**WORK INSTRUCTIONS**: Give only the number of lines in the listing below where the string "공격하는" occurs.

**INPUT ROWS**:
********
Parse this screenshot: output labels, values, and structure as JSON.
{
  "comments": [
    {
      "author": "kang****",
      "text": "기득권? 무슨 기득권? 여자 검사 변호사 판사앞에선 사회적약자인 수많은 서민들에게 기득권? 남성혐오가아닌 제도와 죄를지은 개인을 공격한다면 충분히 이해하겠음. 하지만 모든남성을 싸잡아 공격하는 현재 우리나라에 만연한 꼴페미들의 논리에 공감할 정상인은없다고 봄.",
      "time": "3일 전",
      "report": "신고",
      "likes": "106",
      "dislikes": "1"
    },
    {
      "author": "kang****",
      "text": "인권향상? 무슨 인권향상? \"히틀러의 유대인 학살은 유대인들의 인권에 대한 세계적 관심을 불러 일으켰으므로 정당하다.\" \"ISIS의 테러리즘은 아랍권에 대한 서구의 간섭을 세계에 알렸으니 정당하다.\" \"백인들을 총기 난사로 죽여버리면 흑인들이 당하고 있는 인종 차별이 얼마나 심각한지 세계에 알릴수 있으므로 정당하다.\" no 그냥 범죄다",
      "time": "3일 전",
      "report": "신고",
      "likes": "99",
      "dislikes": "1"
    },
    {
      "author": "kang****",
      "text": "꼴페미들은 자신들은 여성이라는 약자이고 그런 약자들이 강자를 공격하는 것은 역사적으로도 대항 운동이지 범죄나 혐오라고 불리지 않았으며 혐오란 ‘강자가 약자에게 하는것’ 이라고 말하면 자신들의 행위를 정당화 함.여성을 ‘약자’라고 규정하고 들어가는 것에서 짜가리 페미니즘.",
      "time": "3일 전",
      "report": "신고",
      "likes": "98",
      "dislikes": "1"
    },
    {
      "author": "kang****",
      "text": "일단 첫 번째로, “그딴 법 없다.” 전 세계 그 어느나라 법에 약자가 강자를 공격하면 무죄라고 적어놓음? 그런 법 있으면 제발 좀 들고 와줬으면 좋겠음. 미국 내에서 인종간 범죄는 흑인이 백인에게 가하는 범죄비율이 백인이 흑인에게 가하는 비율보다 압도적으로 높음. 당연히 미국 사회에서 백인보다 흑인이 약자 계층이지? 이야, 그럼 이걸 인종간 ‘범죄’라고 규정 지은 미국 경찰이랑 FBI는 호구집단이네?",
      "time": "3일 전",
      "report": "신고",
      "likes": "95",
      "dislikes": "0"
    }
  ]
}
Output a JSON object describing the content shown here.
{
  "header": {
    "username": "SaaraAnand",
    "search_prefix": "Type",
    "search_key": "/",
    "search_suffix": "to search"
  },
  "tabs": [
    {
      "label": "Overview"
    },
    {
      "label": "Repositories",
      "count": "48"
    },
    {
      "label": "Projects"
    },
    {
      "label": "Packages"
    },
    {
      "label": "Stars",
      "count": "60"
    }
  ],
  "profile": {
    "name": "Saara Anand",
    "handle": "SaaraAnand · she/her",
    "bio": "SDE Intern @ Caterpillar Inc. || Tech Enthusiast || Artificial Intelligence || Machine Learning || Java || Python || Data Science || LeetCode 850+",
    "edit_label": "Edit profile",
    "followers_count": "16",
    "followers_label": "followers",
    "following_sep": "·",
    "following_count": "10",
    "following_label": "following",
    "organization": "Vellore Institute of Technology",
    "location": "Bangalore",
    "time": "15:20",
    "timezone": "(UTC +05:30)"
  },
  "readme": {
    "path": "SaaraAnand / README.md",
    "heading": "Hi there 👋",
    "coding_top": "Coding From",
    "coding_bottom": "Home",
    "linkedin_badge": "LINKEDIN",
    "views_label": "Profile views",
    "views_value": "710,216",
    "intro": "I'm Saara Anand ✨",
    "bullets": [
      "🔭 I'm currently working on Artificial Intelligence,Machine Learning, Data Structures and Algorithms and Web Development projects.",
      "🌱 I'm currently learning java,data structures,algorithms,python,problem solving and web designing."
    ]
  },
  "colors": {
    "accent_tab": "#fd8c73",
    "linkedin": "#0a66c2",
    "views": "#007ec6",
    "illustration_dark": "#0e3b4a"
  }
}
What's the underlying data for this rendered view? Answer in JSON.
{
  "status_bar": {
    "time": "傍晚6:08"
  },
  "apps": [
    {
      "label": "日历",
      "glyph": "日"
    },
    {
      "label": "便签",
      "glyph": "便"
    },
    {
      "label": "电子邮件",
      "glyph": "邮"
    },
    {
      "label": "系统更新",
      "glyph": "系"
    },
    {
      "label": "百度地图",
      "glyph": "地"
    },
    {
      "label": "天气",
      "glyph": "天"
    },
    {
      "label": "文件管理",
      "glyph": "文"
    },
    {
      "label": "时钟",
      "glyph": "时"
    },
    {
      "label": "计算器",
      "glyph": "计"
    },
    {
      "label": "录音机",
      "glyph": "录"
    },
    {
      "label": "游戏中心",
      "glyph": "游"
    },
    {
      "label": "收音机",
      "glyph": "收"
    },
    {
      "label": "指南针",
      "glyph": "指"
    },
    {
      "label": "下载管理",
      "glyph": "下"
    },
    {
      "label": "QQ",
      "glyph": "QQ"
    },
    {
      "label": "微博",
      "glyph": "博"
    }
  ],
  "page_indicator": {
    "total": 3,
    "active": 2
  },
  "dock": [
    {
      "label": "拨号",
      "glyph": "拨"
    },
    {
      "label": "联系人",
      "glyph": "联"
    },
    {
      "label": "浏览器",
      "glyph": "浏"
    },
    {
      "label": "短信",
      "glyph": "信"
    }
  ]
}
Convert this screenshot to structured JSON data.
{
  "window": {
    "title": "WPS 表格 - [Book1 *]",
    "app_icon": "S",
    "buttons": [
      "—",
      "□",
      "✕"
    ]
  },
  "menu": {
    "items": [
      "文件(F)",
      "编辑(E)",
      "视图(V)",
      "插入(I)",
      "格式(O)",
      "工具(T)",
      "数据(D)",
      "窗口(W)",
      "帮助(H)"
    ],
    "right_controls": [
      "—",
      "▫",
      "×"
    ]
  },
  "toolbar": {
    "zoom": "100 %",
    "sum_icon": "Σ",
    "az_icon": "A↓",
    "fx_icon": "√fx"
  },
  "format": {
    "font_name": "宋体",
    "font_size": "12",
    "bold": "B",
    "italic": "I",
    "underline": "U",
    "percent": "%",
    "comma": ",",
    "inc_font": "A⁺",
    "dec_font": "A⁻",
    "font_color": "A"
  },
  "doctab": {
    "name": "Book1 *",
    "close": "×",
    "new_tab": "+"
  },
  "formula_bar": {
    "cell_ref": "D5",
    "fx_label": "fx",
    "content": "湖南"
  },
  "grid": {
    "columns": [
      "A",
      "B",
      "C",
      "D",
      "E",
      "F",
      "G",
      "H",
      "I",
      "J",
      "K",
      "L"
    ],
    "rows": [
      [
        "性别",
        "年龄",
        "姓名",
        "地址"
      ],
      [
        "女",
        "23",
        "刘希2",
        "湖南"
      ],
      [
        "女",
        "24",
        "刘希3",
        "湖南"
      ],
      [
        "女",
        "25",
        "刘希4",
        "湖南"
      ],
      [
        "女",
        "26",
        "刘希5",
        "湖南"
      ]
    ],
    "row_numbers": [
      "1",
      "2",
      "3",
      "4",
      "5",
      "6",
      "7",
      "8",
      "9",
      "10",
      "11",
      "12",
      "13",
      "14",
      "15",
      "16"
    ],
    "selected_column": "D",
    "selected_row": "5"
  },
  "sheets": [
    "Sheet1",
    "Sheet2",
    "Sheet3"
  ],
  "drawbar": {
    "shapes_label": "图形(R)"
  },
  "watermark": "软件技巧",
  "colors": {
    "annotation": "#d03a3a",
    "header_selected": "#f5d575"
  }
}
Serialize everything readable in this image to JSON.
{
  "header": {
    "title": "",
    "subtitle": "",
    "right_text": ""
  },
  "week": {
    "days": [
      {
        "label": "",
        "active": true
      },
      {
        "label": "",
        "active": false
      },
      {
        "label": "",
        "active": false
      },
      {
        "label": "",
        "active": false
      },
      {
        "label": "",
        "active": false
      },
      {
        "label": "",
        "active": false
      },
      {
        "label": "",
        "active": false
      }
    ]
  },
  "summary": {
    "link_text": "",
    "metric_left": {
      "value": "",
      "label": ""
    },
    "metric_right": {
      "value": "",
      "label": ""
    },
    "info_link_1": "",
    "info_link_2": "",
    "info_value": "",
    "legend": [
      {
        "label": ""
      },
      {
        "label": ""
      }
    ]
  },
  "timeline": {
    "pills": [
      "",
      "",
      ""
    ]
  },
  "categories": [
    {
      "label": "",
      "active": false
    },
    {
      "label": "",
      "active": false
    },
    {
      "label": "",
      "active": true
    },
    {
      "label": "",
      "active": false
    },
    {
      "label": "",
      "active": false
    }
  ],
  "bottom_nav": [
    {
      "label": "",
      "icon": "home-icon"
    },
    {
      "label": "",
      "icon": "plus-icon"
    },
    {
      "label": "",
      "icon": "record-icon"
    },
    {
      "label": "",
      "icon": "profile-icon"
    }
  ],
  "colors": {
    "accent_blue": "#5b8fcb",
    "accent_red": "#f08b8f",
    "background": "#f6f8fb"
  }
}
********
**TASK RESPONSE**: 2